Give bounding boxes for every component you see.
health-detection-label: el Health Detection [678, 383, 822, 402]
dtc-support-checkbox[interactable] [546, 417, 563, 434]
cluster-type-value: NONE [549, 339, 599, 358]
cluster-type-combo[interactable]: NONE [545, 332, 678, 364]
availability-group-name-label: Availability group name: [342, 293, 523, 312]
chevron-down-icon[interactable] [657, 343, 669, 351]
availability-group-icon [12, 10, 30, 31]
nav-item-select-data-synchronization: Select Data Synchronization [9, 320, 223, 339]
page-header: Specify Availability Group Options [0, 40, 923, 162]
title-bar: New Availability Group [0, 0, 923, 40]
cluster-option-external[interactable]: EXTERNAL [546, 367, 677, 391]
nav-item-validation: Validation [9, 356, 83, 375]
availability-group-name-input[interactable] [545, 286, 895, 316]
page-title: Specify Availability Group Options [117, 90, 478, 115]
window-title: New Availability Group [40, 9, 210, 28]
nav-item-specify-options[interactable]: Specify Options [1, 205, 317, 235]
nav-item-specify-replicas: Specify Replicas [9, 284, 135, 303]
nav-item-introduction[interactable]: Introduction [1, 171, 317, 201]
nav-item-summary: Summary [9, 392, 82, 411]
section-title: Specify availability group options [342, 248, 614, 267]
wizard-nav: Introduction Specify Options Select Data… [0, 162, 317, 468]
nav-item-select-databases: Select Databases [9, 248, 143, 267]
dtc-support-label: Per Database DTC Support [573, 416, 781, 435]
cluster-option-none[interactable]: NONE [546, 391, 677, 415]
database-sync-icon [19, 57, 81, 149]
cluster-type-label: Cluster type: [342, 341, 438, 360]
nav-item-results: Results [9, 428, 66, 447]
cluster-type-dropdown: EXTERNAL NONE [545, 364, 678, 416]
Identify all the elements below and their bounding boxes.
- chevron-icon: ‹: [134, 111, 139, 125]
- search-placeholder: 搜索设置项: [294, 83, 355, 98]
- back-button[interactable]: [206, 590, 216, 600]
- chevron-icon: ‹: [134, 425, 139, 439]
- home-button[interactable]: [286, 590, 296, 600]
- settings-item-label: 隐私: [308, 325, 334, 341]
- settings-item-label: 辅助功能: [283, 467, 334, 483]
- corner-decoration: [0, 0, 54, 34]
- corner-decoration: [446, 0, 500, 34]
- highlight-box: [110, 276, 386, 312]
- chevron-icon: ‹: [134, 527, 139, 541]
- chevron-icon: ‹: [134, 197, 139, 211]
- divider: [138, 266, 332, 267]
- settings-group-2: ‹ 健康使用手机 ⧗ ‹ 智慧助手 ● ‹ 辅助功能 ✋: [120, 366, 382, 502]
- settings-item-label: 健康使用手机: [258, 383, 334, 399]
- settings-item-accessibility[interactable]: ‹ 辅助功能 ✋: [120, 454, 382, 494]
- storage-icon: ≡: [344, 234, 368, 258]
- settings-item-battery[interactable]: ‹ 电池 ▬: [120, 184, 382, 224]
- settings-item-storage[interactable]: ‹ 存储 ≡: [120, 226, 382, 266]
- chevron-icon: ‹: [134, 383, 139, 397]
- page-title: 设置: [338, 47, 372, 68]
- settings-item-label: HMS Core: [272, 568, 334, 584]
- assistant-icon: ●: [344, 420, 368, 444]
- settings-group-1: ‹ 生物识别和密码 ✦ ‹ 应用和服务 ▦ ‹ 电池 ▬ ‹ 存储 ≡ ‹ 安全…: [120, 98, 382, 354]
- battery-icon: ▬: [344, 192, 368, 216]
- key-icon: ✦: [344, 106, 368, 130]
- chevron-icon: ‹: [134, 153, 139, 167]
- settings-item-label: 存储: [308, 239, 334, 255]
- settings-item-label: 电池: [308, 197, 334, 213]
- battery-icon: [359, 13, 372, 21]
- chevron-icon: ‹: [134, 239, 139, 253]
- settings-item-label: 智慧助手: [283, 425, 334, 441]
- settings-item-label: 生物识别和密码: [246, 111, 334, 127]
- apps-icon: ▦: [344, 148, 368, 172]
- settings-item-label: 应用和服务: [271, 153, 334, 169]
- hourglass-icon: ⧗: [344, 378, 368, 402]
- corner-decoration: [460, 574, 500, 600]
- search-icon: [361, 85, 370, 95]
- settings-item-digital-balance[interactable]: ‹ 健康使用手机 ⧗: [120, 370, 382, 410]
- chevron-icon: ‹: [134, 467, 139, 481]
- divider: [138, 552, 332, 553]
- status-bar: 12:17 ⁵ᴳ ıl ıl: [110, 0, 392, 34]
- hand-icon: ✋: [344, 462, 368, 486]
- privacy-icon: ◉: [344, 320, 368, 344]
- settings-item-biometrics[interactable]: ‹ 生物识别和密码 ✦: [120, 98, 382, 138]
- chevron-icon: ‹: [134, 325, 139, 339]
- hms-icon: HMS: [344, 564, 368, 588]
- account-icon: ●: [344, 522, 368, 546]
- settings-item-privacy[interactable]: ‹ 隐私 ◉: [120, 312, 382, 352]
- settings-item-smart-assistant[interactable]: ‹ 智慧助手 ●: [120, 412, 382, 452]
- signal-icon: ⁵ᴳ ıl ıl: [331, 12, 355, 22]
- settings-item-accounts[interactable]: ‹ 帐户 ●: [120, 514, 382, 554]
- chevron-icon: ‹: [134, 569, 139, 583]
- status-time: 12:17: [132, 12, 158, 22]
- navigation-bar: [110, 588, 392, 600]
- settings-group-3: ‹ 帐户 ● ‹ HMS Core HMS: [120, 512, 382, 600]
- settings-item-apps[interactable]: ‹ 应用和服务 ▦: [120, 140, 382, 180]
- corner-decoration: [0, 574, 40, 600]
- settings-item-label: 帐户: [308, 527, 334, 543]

###

Print every item above again, word for word and in the same order.

Give bounding boxes for every component you see.
health-detection-label: el Health Detection [678, 383, 822, 402]
dtc-support-checkbox[interactable] [546, 417, 563, 434]
cluster-type-value: NONE [549, 339, 599, 358]
cluster-type-combo[interactable]: NONE [545, 332, 678, 364]
availability-group-name-label: Availability group name: [342, 293, 523, 312]
chevron-down-icon[interactable] [657, 343, 669, 351]
availability-group-icon [12, 10, 30, 31]
nav-item-select-data-synchronization: Select Data Synchronization [9, 320, 223, 339]
page-header: Specify Availability Group Options [0, 40, 923, 162]
title-bar: New Availability Group [0, 0, 923, 40]
cluster-option-external[interactable]: EXTERNAL [546, 367, 677, 391]
nav-item-validation: Validation [9, 356, 83, 375]
availability-group-name-input[interactable] [545, 286, 895, 316]
page-title: Specify Availability Group Options [117, 90, 478, 115]
window-title: New Availability Group [40, 9, 210, 28]
nav-item-specify-options[interactable]: Specify Options [1, 205, 317, 235]
nav-item-specify-replicas: Specify Replicas [9, 284, 135, 303]
nav-item-introduction[interactable]: Introduction [1, 171, 317, 201]
nav-item-summary: Summary [9, 392, 82, 411]
section-title: Specify availability group options [342, 248, 614, 267]
wizard-nav: Introduction Specify Options Select Data… [0, 162, 317, 468]
nav-item-select-databases: Select Databases [9, 248, 143, 267]
dtc-support-label: Per Database DTC Support [573, 416, 781, 435]
cluster-option-none[interactable]: NONE [546, 391, 677, 415]
database-sync-icon [19, 57, 81, 149]
cluster-type-label: Cluster type: [342, 341, 438, 360]
nav-item-results: Results [9, 428, 66, 447]
cluster-type-dropdown: EXTERNAL NONE [545, 364, 678, 416]
Identify all the elements below and their bounding boxes.
- chevron-icon: ‹: [134, 111, 139, 125]
- search-placeholder: 搜索设置项: [294, 83, 355, 98]
- back-button[interactable]: [206, 590, 216, 600]
- chevron-icon: ‹: [134, 425, 139, 439]
- home-button[interactable]: [286, 590, 296, 600]
- settings-item-label: 隐私: [308, 325, 334, 341]
- settings-item-label: 辅助功能: [283, 467, 334, 483]
- corner-decoration: [0, 0, 54, 34]
- corner-decoration: [446, 0, 500, 34]
- highlight-box: [110, 276, 386, 312]
- chevron-icon: ‹: [134, 527, 139, 541]
- chevron-icon: ‹: [134, 197, 139, 211]
- divider: [138, 266, 332, 267]
- settings-group-2: ‹ 健康使用手机 ⧗ ‹ 智慧助手 ● ‹ 辅助功能 ✋: [120, 366, 382, 502]
- settings-item-label: 健康使用手机: [258, 383, 334, 399]
- settings-item-accessibility[interactable]: ‹ 辅助功能 ✋: [120, 454, 382, 494]
- storage-icon: ≡: [344, 234, 368, 258]
- settings-item-battery[interactable]: ‹ 电池 ▬: [120, 184, 382, 224]
- settings-item-storage[interactable]: ‹ 存储 ≡: [120, 226, 382, 266]
- chevron-icon: ‹: [134, 383, 139, 397]
- page-title: 设置: [338, 47, 372, 68]
- settings-item-label: HMS Core: [272, 568, 334, 584]
- assistant-icon: ●: [344, 420, 368, 444]
- settings-group-1: ‹ 生物识别和密码 ✦ ‹ 应用和服务 ▦ ‹ 电池 ▬ ‹ 存储 ≡ ‹ 安全…: [120, 98, 382, 354]
- battery-icon: ▬: [344, 192, 368, 216]
- key-icon: ✦: [344, 106, 368, 130]
- chevron-icon: ‹: [134, 153, 139, 167]
- settings-item-label: 存储: [308, 239, 334, 255]
- settings-item-label: 电池: [308, 197, 334, 213]
- battery-icon: [359, 13, 372, 21]
- chevron-icon: ‹: [134, 239, 139, 253]
- settings-item-label: 智慧助手: [283, 425, 334, 441]
- settings-item-label: 生物识别和密码: [246, 111, 334, 127]
- apps-icon: ▦: [344, 148, 368, 172]
- settings-item-label: 应用和服务: [271, 153, 334, 169]
- hourglass-icon: ⧗: [344, 378, 368, 402]
- corner-decoration: [460, 574, 500, 600]
- search-icon: [361, 85, 370, 95]
- settings-item-digital-balance[interactable]: ‹ 健康使用手机 ⧗: [120, 370, 382, 410]
- chevron-icon: ‹: [134, 467, 139, 481]
- divider: [138, 552, 332, 553]
- status-bar: 12:17 ⁵ᴳ ıl ıl: [110, 0, 392, 34]
- hand-icon: ✋: [344, 462, 368, 486]
- privacy-icon: ◉: [344, 320, 368, 344]
- settings-item-biometrics[interactable]: ‹ 生物识别和密码 ✦: [120, 98, 382, 138]
- chevron-icon: ‹: [134, 325, 139, 339]
- hms-icon: HMS: [344, 564, 368, 588]
- account-icon: ●: [344, 522, 368, 546]
- settings-item-privacy[interactable]: ‹ 隐私 ◉: [120, 312, 382, 352]
- settings-item-smart-assistant[interactable]: ‹ 智慧助手 ●: [120, 412, 382, 452]
- signal-icon: ⁵ᴳ ıl ıl: [331, 12, 355, 22]
- settings-item-accounts[interactable]: ‹ 帐户 ●: [120, 514, 382, 554]
- chevron-icon: ‹: [134, 569, 139, 583]
- status-time: 12:17: [132, 12, 158, 22]
- navigation-bar: [110, 588, 392, 600]
- settings-group-3: ‹ 帐户 ● ‹ HMS Core HMS: [120, 512, 382, 600]
- settings-item-apps[interactable]: ‹ 应用和服务 ▦: [120, 140, 382, 180]
- corner-decoration: [0, 574, 40, 600]
- settings-item-label: 帐户: [308, 527, 334, 543]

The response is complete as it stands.